* [Goal of the exercise]: Count how many lines in the material below hold the word "BÁSICO"; the reply is that number alone.

* [Record list]:
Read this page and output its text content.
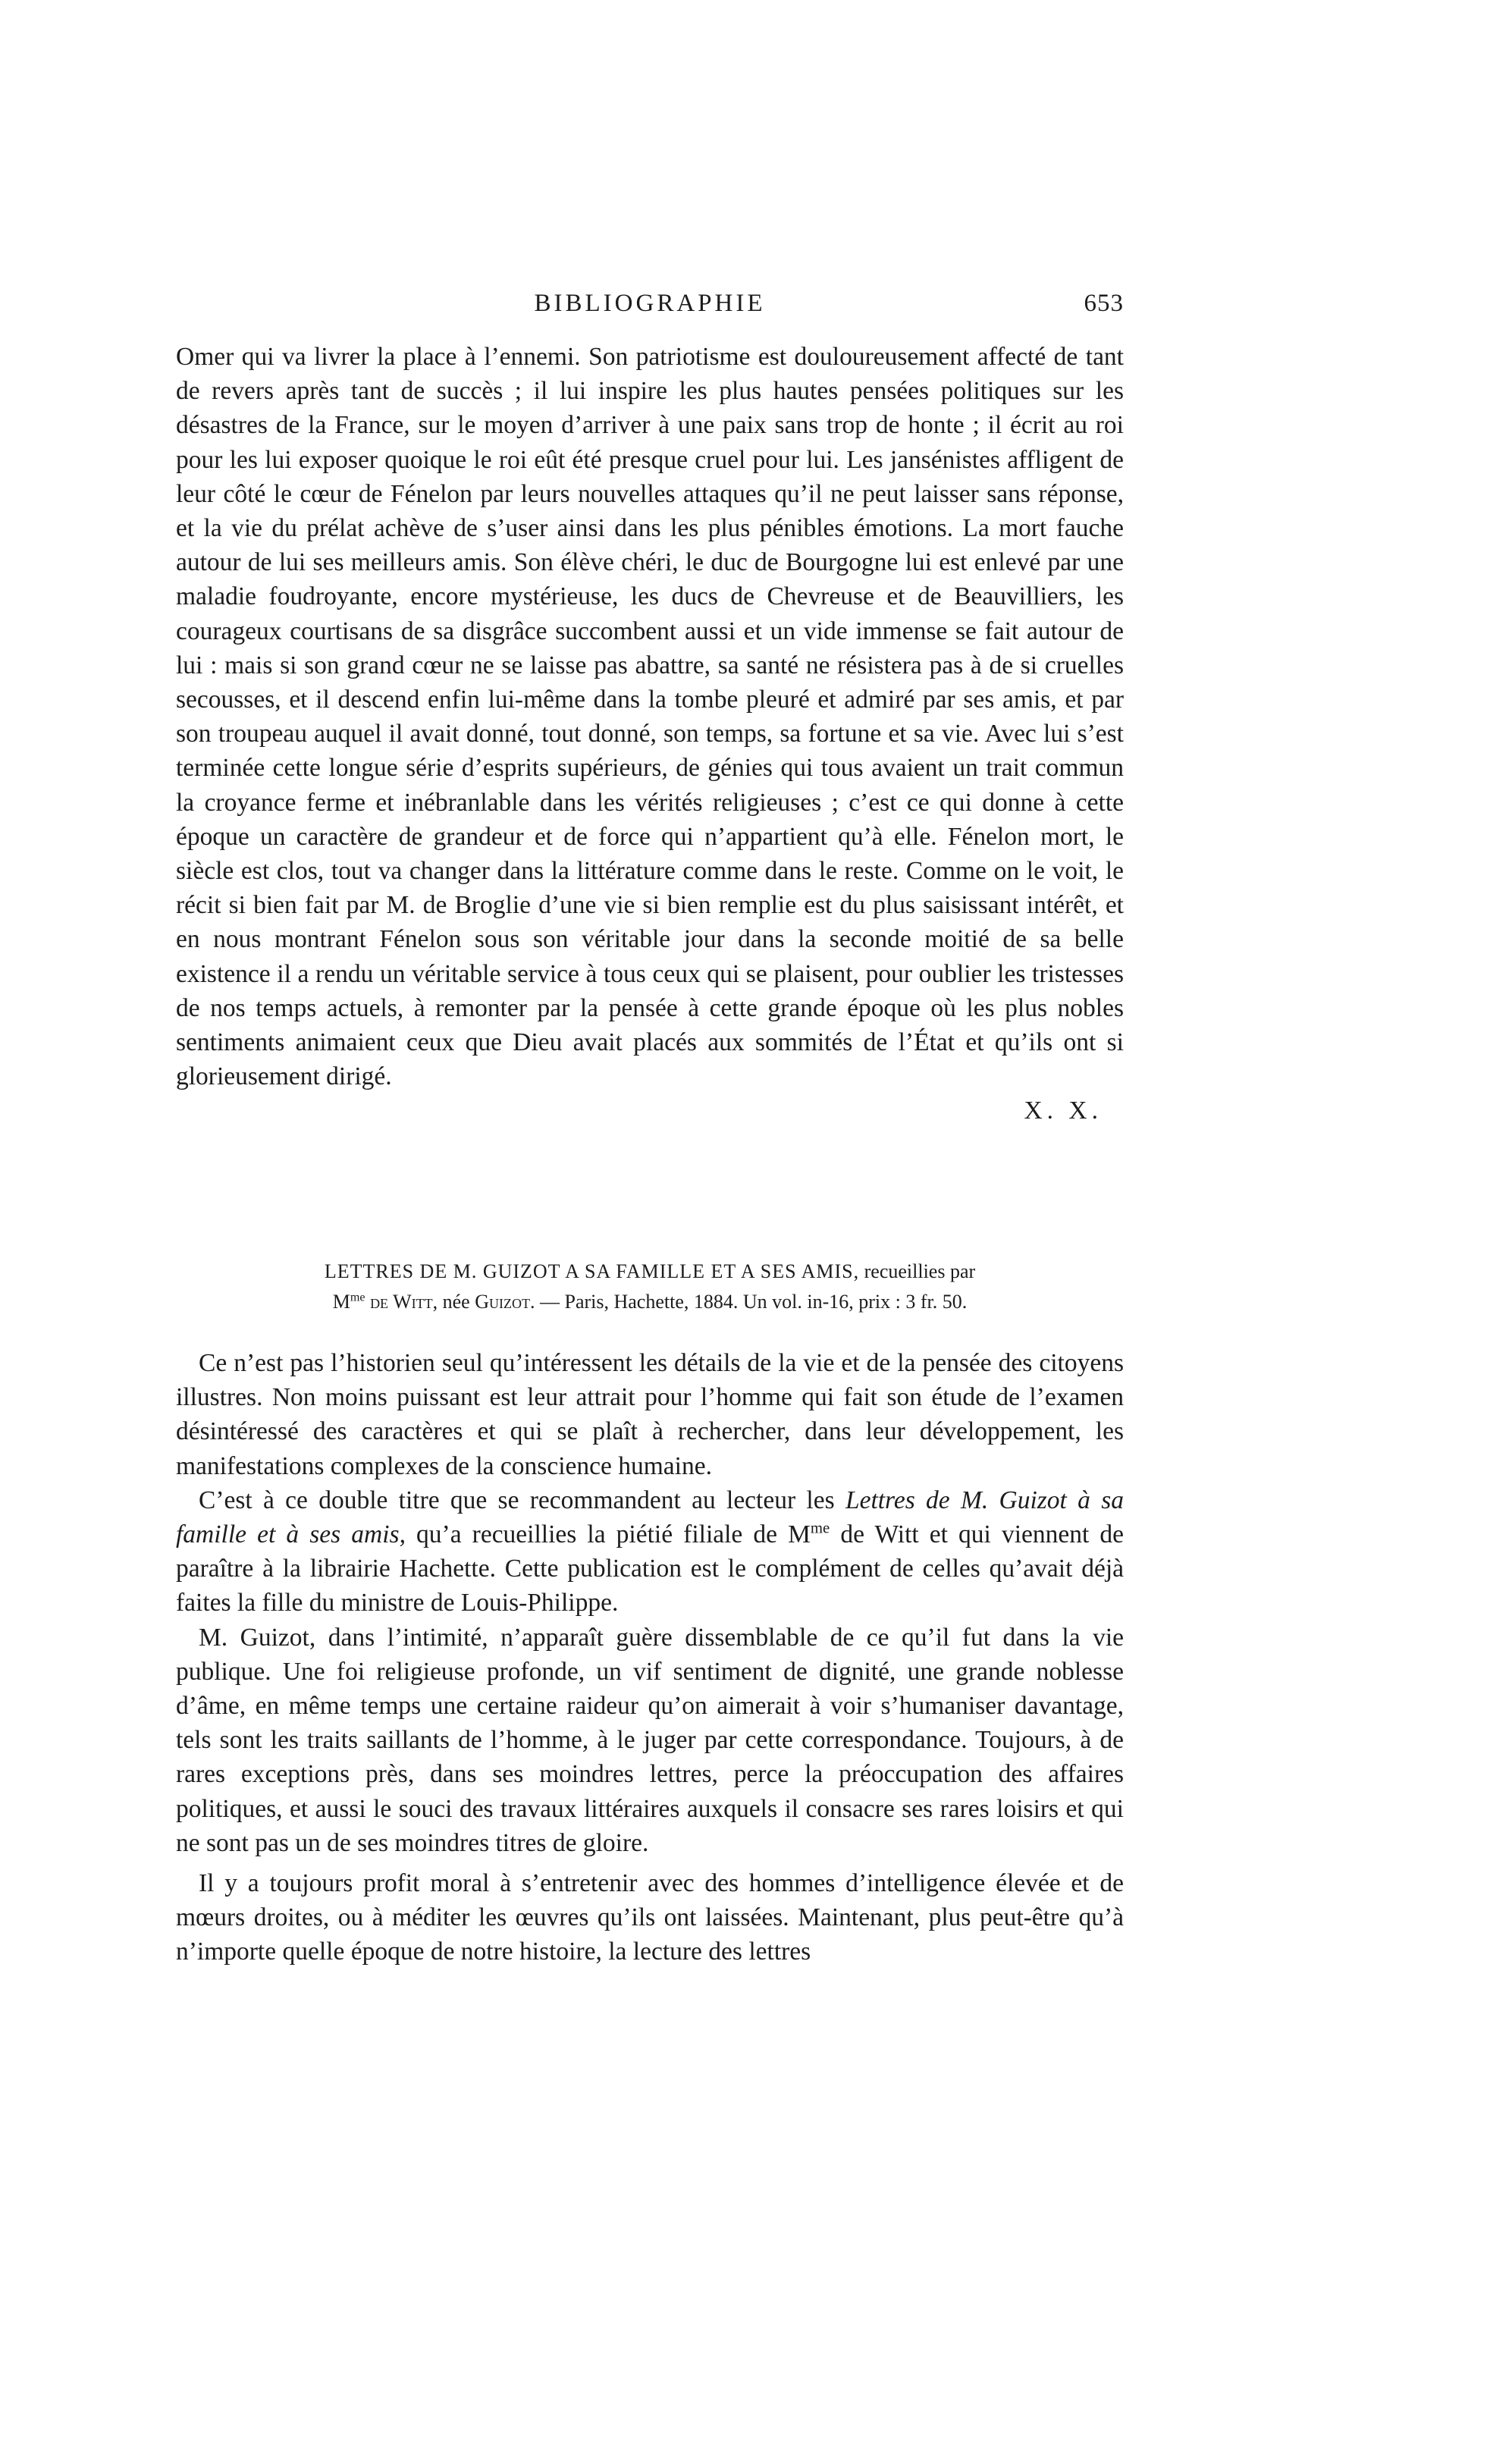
BIBLIOGRAPHIE	653

Omer qui va livrer la place à l’ennemi. Son patriotisme est douloureusement affecté de tant de revers après tant de succès ; il lui inspire les plus hautes pensées politiques sur les désastres de la France, sur le moyen d’arriver à une paix sans trop de honte ; il écrit au roi pour les lui exposer quoique le roi eût été presque cruel pour lui. Les jansénistes affligent de leur côté le cœur de Fénelon par leurs nouvelles attaques qu’il ne peut laisser sans réponse, et la vie du prélat achève de s’user ainsi dans les plus pénibles émotions. La mort fauche autour de lui ses meilleurs amis. Son élève chéri, le duc de Bourgogne lui est enlevé par une maladie foudroyante, encore mystérieuse, les ducs de Chevreuse et de Beauvilliers, les courageux courtisans de sa disgrâce succombent aussi et un vide immense se fait autour de lui : mais si son grand cœur ne se laisse pas abattre, sa santé ne résistera pas à de si cruelles secousses, et il descend enfin lui-même dans la tombe pleuré et admiré par ses amis, et par son troupeau auquel il avait donné, tout donné, son temps, sa fortune et sa vie. Avec lui s’est terminée cette longue série d’esprits supérieurs, de génies qui tous avaient un trait commun la croyance ferme et inébranlable dans les vérités religieuses ; c’est ce qui donne à cette époque un caractère de grandeur et de force qui n’appartient qu’à elle. Fénelon mort, le siècle est clos, tout va changer dans la littérature comme dans le reste. Comme on le voit, le récit si bien fait par M. de Broglie d’une vie si bien remplie est du plus saisissant intérêt, et en nous montrant Fénelon sous son véritable jour dans la seconde moitié de sa belle existence il a rendu un véritable service à tous ceux qui se plaisent, pour oublier les tristesses de nos temps actuels, à remonter par la pensée à cette grande époque où les plus nobles sentiments animaient ceux que Dieu avait placés aux sommités de l’État et qu’ils ont si glorieusement dirigé.

X. X.
LETTRES DE M. GUIZOT A SA FAMILLE ET A SES AMIS, recueillies par
$M^{me}$ de Witt, née Guizot. — Paris, Hachette, 1884. Un vol. in-16, prix : 3 fr. 50.

Ce n’est pas l’historien seul qu’intéressent les détails de la vie et de la pensée des citoyens illustres. Non moins puissant est leur attrait pour l’homme qui fait son étude de l’examen désintéressé des caractères et qui se plaît à rechercher, dans leur développement, les manifestations complexes de la conscience humaine.

C’est à ce double titre que se recommandent au lecteur les Lettres de M. Guizot à sa famille et à ses amis, qu’a recueillies la piétié filiale de $M^{me}$ de Witt et qui viennent de paraître à la librairie Hachette. Cette publication est le complément de celles qu’avait déjà faites la fille du ministre de Louis-Philippe.

M. Guizot, dans l’intimité, n’apparaît guère dissemblable de ce qu’il fut dans la vie publique. Une foi religieuse profonde, un vif sentiment de dignité, une grande noblesse d’âme, en même temps une certaine raideur qu’on aimerait à voir s’humaniser davantage, tels sont les traits saillants de l’homme, à le juger par cette correspondance. Toujours, à de rares exceptions près, dans ses moindres lettres, perce la préoccupation des affaires politiques, et aussi le souci des travaux littéraires auxquels il consacre ses rares loisirs et qui ne sont pas un de ses moindres titres de gloire.

Il y a toujours profit moral à s’entretenir avec des hommes d’intelligence élevée et de mœurs droites, ou à méditer les œuvres qu’ils ont laissées. Maintenant, plus peut-être qu’à n’importe quelle époque de notre histoire, la lecture des lettres
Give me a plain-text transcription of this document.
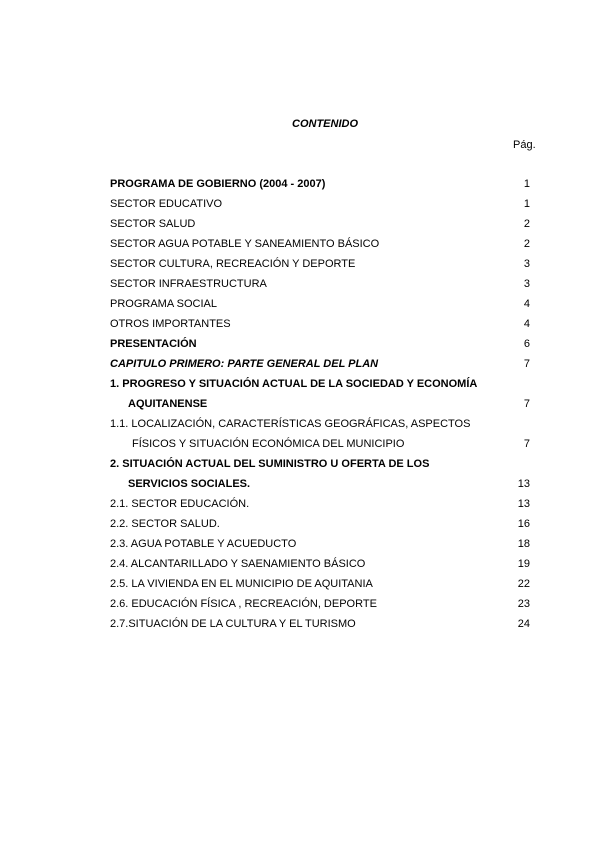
CONTENIDO
Pág.
PROGRAMA DE GOBIERNO (2004 - 2007)	1
SECTOR EDUCATIVO	1
SECTOR SALUD	2
SECTOR AGUA POTABLE Y SANEAMIENTO BÁSICO	2
SECTOR CULTURA, RECREACIÓN Y DEPORTE	3
SECTOR INFRAESTRUCTURA	3
PROGRAMA SOCIAL	4
OTROS IMPORTANTES	4
PRESENTACIÓN	6
CAPITULO PRIMERO: PARTE GENERAL DEL PLAN	7
1. PROGRESO Y SITUACIÓN ACTUAL DE LA SOCIEDAD Y ECONOMÍA
AQUITANENSE	7
1.1. LOCALIZACIÓN, CARACTERÍSTICAS GEOGRÁFICAS, ASPECTOS
FÍSICOS Y SITUACIÓN ECONÓMICA DEL MUNICIPIO	7
2. SITUACIÓN ACTUAL DEL SUMINISTRO U OFERTA DE LOS
SERVICIOS SOCIALES.	13
2.1. SECTOR EDUCACIÓN.	13
2.2. SECTOR SALUD.	16
2.3. AGUA POTABLE Y ACUEDUCTO	18
2.4. ALCANTARILLADO Y SAENAMIENTO BÁSICO	19
2.5. LA VIVIENDA EN EL MUNICIPIO DE AQUITANIA	22
2.6. EDUCACIÓN FÍSICA , RECREACIÓN, DEPORTE	23
2.7.SITUACIÓN DE LA CULTURA Y EL TURISMO	24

* [Solution to this problem]: 2